* [What the exercise asks]
Collect each line of the entries that holds the string "this".

* [Dataset records]
★ ★ ★ ★ ★ ★ ★

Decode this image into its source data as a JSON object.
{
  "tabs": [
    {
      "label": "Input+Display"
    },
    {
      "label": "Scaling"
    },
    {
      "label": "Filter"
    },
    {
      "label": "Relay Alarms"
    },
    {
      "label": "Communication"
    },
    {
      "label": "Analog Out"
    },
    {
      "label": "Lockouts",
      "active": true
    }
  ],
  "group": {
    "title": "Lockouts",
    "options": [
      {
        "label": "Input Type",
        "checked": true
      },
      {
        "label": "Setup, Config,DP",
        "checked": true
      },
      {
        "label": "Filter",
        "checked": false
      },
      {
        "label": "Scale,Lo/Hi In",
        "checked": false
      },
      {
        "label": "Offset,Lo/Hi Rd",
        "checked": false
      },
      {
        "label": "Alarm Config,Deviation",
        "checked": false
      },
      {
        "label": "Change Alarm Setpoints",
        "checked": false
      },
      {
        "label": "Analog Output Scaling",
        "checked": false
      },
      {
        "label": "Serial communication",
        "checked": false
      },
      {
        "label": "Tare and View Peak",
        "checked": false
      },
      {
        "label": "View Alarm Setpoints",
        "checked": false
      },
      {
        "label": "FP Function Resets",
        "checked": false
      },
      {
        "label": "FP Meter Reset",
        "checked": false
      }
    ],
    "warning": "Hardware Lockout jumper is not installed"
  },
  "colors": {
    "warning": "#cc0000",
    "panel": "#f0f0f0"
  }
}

★ ★ ★ ★ ★ ★ ★

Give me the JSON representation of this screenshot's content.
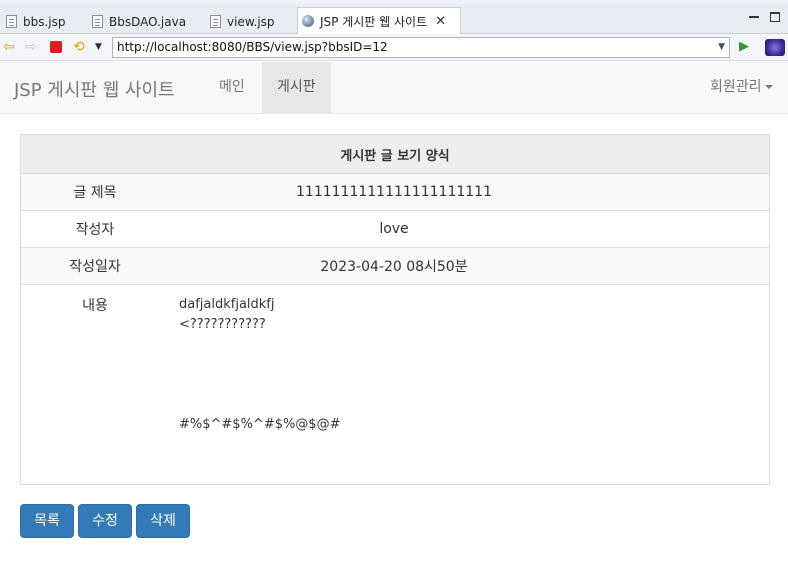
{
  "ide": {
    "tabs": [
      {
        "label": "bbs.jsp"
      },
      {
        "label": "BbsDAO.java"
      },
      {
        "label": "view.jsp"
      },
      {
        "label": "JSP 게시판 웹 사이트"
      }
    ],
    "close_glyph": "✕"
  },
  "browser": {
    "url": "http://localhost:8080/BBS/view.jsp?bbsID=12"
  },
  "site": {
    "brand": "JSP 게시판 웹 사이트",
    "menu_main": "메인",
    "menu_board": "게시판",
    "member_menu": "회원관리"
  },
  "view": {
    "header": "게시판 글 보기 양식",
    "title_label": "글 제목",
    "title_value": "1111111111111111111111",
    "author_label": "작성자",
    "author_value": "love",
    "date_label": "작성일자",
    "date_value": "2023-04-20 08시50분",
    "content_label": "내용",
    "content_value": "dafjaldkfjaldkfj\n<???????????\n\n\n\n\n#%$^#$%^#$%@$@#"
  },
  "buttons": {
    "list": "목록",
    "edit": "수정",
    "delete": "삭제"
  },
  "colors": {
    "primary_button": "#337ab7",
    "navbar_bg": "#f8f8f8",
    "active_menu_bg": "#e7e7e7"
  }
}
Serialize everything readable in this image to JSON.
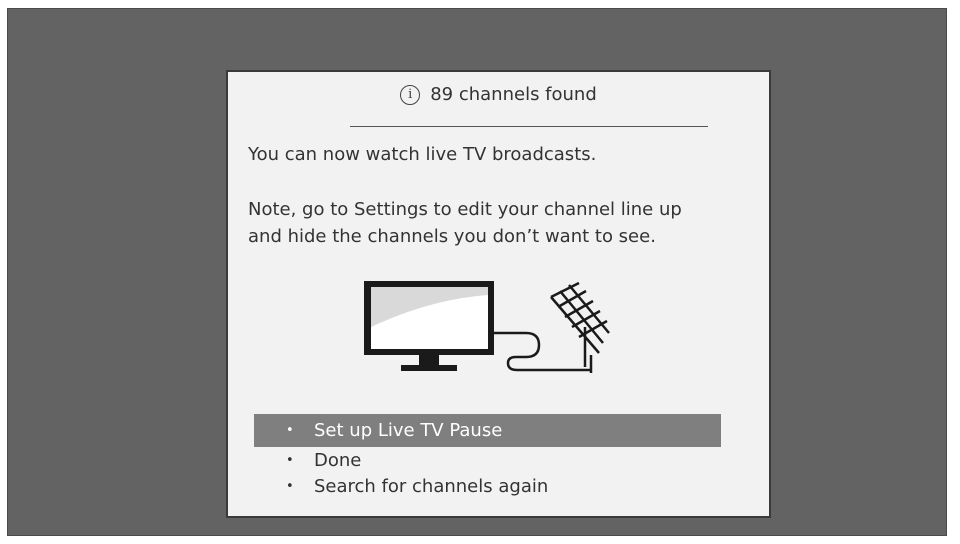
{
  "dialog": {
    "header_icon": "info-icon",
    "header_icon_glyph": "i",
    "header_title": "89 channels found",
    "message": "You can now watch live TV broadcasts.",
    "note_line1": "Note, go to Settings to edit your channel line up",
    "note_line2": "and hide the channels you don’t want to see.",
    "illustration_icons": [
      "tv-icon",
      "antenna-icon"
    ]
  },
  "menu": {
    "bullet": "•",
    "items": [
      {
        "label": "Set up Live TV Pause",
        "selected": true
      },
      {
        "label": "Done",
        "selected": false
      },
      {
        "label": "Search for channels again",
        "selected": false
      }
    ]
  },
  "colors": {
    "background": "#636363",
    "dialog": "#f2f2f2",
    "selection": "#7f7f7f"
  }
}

★ ★ ★ ★ ★ ★ ★

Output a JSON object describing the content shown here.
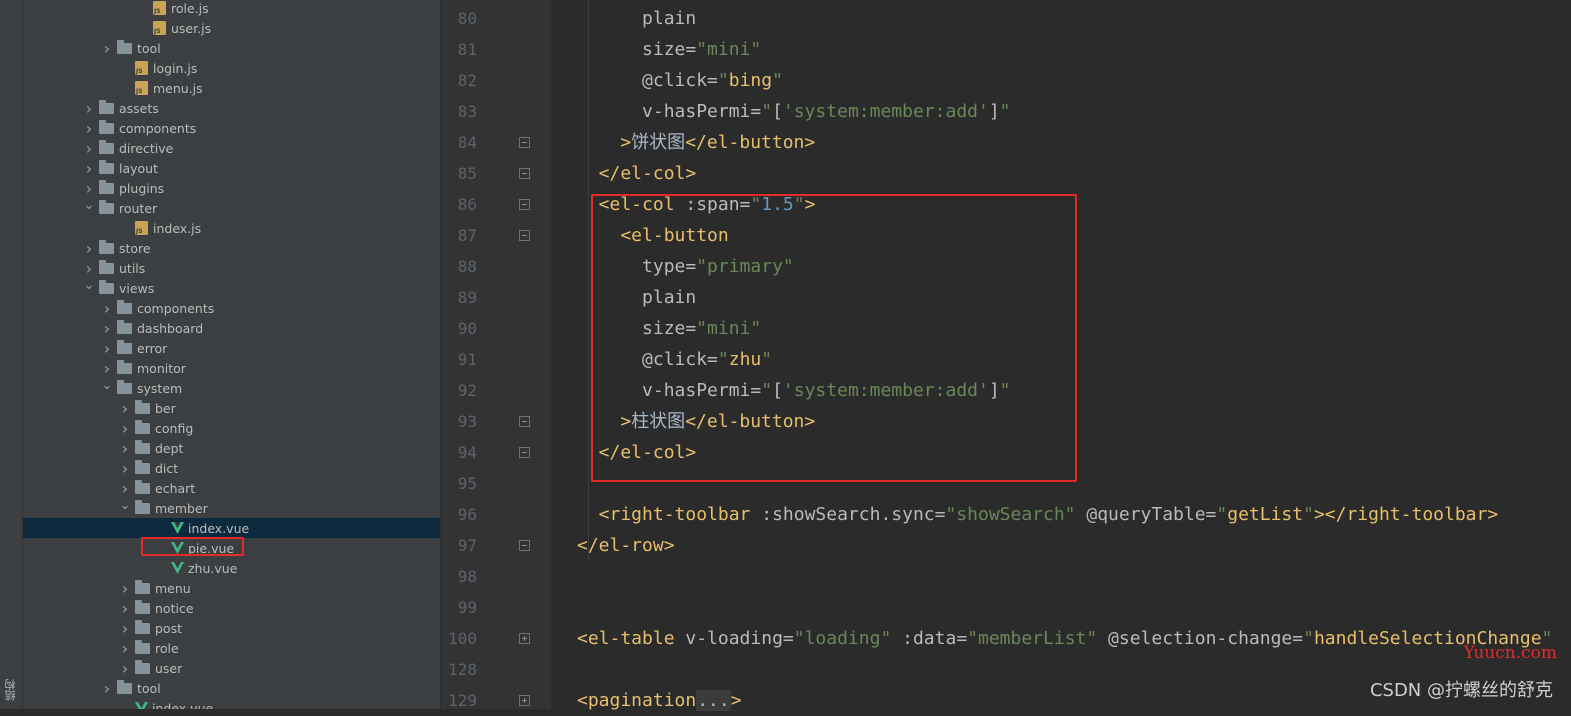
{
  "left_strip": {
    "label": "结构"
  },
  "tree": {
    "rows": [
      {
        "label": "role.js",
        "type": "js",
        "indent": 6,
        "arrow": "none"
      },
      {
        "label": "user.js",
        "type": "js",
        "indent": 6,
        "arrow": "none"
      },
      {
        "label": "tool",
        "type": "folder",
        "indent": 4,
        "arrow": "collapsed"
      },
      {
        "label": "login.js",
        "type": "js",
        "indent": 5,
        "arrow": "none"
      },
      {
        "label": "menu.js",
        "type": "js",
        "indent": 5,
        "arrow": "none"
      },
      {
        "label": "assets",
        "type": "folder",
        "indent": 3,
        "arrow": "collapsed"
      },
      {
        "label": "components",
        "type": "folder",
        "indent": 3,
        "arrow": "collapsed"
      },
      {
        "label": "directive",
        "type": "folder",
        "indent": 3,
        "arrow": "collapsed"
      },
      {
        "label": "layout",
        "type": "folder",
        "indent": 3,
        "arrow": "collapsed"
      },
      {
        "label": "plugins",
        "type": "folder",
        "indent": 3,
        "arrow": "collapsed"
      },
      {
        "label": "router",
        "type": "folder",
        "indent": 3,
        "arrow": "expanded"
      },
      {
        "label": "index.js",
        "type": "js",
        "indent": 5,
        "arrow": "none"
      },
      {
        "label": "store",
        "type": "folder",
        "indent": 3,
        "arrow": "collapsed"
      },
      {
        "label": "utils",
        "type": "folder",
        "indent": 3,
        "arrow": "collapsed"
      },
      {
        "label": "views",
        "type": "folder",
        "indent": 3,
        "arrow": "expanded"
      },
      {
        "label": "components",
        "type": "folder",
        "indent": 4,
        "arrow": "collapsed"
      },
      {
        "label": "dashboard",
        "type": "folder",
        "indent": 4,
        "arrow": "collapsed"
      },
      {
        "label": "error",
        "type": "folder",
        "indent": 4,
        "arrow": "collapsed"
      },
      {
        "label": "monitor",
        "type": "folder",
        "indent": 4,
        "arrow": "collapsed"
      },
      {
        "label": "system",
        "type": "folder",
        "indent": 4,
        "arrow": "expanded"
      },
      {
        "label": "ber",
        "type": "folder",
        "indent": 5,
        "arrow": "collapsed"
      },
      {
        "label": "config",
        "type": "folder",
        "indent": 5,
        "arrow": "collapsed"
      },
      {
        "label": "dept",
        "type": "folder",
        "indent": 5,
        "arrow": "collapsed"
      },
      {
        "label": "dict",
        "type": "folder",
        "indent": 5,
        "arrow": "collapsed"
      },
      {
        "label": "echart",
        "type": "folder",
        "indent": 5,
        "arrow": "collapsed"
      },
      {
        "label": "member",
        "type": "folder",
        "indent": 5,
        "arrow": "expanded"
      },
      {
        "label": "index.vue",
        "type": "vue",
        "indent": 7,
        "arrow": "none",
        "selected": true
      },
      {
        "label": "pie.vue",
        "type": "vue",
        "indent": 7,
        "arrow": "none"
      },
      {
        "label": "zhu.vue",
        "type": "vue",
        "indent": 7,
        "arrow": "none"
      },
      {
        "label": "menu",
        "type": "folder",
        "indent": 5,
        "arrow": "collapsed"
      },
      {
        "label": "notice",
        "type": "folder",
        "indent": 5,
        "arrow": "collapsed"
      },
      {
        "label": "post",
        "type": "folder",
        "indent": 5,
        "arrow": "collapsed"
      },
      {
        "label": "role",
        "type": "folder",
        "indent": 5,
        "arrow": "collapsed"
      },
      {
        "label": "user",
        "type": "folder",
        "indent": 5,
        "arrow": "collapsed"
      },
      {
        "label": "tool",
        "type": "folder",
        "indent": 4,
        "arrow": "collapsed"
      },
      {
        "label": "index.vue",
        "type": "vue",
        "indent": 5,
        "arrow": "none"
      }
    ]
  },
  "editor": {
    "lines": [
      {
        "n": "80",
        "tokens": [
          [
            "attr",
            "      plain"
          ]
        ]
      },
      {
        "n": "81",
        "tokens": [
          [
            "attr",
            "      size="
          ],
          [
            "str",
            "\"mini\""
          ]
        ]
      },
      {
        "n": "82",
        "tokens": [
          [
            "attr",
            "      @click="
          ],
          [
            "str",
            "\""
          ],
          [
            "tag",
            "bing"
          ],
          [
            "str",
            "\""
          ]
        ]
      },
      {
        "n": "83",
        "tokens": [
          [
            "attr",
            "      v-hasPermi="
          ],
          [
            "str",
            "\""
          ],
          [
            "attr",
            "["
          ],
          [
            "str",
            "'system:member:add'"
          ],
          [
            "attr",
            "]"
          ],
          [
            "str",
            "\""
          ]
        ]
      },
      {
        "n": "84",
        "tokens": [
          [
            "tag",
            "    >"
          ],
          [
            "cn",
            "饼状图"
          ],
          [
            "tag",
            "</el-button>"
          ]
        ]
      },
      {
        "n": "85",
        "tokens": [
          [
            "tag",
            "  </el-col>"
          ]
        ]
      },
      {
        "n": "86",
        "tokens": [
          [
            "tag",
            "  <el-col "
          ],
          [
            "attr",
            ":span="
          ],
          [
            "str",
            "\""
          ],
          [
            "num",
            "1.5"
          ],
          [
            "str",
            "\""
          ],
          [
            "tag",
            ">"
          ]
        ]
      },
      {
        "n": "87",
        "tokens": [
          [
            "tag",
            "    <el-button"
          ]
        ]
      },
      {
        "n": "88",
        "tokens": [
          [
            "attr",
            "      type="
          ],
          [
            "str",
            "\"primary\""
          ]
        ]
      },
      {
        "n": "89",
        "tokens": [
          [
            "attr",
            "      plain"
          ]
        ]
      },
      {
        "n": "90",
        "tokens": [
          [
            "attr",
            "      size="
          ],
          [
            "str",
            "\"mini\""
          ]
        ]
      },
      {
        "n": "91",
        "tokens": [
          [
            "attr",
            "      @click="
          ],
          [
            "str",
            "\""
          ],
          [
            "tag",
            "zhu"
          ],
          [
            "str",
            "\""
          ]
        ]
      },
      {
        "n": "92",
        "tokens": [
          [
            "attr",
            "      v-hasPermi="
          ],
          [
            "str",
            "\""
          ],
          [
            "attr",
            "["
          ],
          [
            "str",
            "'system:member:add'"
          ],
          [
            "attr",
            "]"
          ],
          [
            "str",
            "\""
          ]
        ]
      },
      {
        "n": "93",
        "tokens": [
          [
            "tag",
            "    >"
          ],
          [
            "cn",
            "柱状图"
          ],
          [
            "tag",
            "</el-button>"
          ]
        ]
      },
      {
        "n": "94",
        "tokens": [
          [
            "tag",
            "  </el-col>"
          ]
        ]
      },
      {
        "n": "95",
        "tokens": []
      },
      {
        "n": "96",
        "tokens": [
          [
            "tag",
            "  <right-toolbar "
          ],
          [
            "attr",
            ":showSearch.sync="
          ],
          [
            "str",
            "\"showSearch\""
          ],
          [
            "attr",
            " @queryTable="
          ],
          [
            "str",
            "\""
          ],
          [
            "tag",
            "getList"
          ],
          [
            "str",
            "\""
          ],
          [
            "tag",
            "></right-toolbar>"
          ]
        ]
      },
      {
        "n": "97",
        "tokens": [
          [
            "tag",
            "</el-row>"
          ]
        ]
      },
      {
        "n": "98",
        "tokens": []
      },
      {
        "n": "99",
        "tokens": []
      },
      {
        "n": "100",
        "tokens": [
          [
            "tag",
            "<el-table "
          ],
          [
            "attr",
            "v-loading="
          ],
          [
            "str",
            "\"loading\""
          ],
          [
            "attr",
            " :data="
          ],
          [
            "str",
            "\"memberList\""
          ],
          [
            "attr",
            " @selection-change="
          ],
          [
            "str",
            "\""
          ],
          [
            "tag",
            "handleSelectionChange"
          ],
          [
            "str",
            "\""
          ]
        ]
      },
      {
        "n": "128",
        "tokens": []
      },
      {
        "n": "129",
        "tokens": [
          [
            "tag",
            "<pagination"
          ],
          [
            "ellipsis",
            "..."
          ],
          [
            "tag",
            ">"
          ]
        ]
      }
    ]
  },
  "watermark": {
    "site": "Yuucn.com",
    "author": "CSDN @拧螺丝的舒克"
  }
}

★ ★ ★ ★ ★ ★ ★

* [Output of the exercise]
Decode this image into its source data as a JSON object.
Give me the JSON representation of this screenshot's content.
Serialize everything readable in this image to JSON.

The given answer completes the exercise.